TASK GOAL: Write each line out exactly, leaving none out.

───── THE RECORDS ─────

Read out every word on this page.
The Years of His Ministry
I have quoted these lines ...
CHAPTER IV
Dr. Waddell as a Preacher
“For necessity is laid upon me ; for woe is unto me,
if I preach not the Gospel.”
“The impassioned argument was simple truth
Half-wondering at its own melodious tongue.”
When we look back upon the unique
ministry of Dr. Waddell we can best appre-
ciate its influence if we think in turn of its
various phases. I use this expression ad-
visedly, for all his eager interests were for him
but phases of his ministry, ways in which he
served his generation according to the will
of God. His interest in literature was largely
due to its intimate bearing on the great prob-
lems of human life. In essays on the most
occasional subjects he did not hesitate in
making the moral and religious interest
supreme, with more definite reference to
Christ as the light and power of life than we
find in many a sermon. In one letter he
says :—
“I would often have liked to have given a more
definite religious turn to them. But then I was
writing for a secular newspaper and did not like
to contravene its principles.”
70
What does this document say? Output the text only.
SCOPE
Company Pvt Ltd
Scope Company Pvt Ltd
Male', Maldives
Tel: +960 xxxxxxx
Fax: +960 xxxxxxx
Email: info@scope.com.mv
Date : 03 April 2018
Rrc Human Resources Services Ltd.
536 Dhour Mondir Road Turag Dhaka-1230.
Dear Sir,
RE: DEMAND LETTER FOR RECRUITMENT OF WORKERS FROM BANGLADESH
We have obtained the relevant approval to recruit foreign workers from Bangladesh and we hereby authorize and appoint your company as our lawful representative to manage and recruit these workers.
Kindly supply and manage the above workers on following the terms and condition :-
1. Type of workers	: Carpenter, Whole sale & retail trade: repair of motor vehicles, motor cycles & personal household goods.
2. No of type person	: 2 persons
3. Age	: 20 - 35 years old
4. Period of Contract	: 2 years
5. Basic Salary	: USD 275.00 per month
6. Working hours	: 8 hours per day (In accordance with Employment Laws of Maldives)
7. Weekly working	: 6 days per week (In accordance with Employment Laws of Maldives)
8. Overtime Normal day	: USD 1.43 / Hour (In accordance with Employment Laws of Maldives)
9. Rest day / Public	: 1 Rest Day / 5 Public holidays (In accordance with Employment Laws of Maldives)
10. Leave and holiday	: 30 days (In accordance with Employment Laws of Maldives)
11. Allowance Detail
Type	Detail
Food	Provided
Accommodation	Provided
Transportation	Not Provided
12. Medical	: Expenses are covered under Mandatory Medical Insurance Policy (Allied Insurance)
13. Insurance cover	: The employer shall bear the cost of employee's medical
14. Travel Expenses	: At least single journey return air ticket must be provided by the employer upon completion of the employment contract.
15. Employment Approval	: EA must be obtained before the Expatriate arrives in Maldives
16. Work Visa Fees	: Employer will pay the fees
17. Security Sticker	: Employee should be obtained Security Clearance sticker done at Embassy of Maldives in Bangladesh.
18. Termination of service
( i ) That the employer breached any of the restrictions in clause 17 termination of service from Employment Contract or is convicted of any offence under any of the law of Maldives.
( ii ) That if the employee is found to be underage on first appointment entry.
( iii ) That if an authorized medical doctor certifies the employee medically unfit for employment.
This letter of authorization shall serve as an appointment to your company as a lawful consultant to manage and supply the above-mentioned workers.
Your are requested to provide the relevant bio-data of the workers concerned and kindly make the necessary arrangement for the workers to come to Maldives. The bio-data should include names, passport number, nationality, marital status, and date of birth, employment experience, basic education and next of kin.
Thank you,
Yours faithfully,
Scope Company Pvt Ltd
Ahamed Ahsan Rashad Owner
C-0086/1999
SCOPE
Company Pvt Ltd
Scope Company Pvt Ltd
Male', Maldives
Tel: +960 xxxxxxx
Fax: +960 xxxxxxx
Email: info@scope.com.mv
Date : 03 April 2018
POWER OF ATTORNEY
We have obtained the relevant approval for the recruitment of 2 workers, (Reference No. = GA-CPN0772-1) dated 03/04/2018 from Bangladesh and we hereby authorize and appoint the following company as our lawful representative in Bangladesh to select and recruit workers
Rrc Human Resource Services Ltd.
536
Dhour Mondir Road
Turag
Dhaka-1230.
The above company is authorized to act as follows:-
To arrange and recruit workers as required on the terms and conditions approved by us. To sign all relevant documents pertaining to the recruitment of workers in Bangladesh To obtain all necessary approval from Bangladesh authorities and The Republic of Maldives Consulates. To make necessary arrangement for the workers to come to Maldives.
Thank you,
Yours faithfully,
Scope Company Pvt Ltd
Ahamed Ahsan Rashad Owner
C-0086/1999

─────

THE RESULT:
Read out every word on this page.
The Years of His Ministry
I have quoted these lines ...
CHAPTER IV
Dr. Waddell as a Preacher
“For necessity is laid upon me ; for woe is unto me,
if I preach not the Gospel.”
“The impassioned argument was simple truth
Half-wondering at its own melodious tongue.”
When we look back upon the unique
ministry of Dr. Waddell we can best appre-
ciate its influence if we think in turn of its
various phases. I use this expression ad-
visedly, for all his eager interests were for him
but phases of his ministry, ways in which he
served his generation according to the will
of God. His interest in literature was largely
due to its intimate bearing on the great prob-
lems of human life. In essays on the most
occasional subjects he did not hesitate in
making the moral and religious interest
supreme, with more definite reference to
Christ as the light and power of life than we
find in many a sermon. In one letter he
says :—
“I would often have liked to have given a more
definite religious turn to them. But then I was
writing for a secular newspaper and did not like
to contravene its principles.”
70
What does this document say? Output the text only.
SCOPE
Company Pvt Ltd
Scope Company Pvt Ltd
Male', Maldives
Tel: +960 xxxxxxx
Fax: +960 xxxxxxx
Email: info@scope.com.mv
Date : 03 April 2018
Rrc Human Resources Services Ltd.
536 Dhour Mondir Road Turag Dhaka-1230.
Dear Sir,
RE: DEMAND LETTER FOR RECRUITMENT OF WORKERS FROM BANGLADESH
We have obtained the relevant approval to recruit foreign workers from Bangladesh and we hereby authorize and appoint your company as our lawful representative to manage and recruit these workers.
Kindly supply and manage the above workers on following the terms and condition :-
1. Type of workers	: Carpenter, Whole sale & retail trade: repair of motor vehicles, motor cycles & personal household goods.
2. No of type person	: 2 persons
3. Age	: 20 - 35 years old
4. Period of Contract	: 2 years
5. Basic Salary	: USD 275.00 per month
6. Working hours	: 8 hours per day (In accordance with Employment Laws of Maldives)
7. Weekly working	: 6 days per week (In accordance with Employment Laws of Maldives)
8. Overtime Normal day	: USD 1.43 / Hour (In accordance with Employment Laws of Maldives)
9. Rest day / Public	: 1 Rest Day / 5 Public holidays (In accordance with Employment Laws of Maldives)
10. Leave and holiday	: 30 days (In accordance with Employment Laws of Maldives)
11. Allowance Detail
Type	Detail
Food	Provided
Accommodation	Provided
Transportation	Not Provided
12. Medical	: Expenses are covered under Mandatory Medical Insurance Policy (Allied Insurance)
13. Insurance cover	: The employer shall bear the cost of employee's medical
14. Travel Expenses	: At least single journey return air ticket must be provided by the employer upon completion of the employment contract.
15. Employment Approval	: EA must be obtained before the Expatriate arrives in Maldives
16. Work Visa Fees	: Employer will pay the fees
17. Security Sticker	: Employee should be obtained Security Clearance sticker done at Embassy of Maldives in Bangladesh.
18. Termination of service
( i ) That the employer breached any of the restrictions in clause 17 termination of service from Employment Contract or is convicted of any offence under any of the law of Maldives.
( ii ) That if the employee is found to be underage on first appointment entry.
( iii ) That if an authorized medical doctor certifies the employee medically unfit for employment.
This letter of authorization shall serve as an appointment to your company as a lawful consultant to manage and supply the above-mentioned workers.
Your are requested to provide the relevant bio-data of the workers concerned and kindly make the necessary arrangement for the workers to come to Maldives. The bio-data should include names, passport number, nationality, marital status, and date of birth, employment experience, basic education and next of kin.
Thank you,
Yours faithfully,
Scope Company Pvt Ltd
Ahamed Ahsan Rashad Owner
C-0086/1999
SCOPE
Company Pvt Ltd
Scope Company Pvt Ltd
Male', Maldives
Tel: +960 xxxxxxx
Fax: +960 xxxxxxx
Email: info@scope.com.mv
Date : 03 April 2018
POWER OF ATTORNEY
We have obtained the relevant approval for the recruitment of 2 workers, (Reference No. = GA-CPN0772-1) dated 03/04/2018 from Bangladesh and we hereby authorize and appoint the following company as our lawful representative in Bangladesh to select and recruit workers
Rrc Human Resource Services Ltd.
536
Dhour Mondir Road
Turag
Dhaka-1230.
The above company is authorized to act as follows:-
To arrange and recruit workers as required on the terms and conditions approved by us. To sign all relevant documents pertaining to the recruitment of workers in Bangladesh To obtain all necessary approval from Bangladesh authorities and The Republic of Maldives Consulates. To make necessary arrangement for the workers to come to Maldives.
Thank you,
Yours faithfully,
Scope Company Pvt Ltd
Ahamed Ahsan Rashad Owner
C-0086/1999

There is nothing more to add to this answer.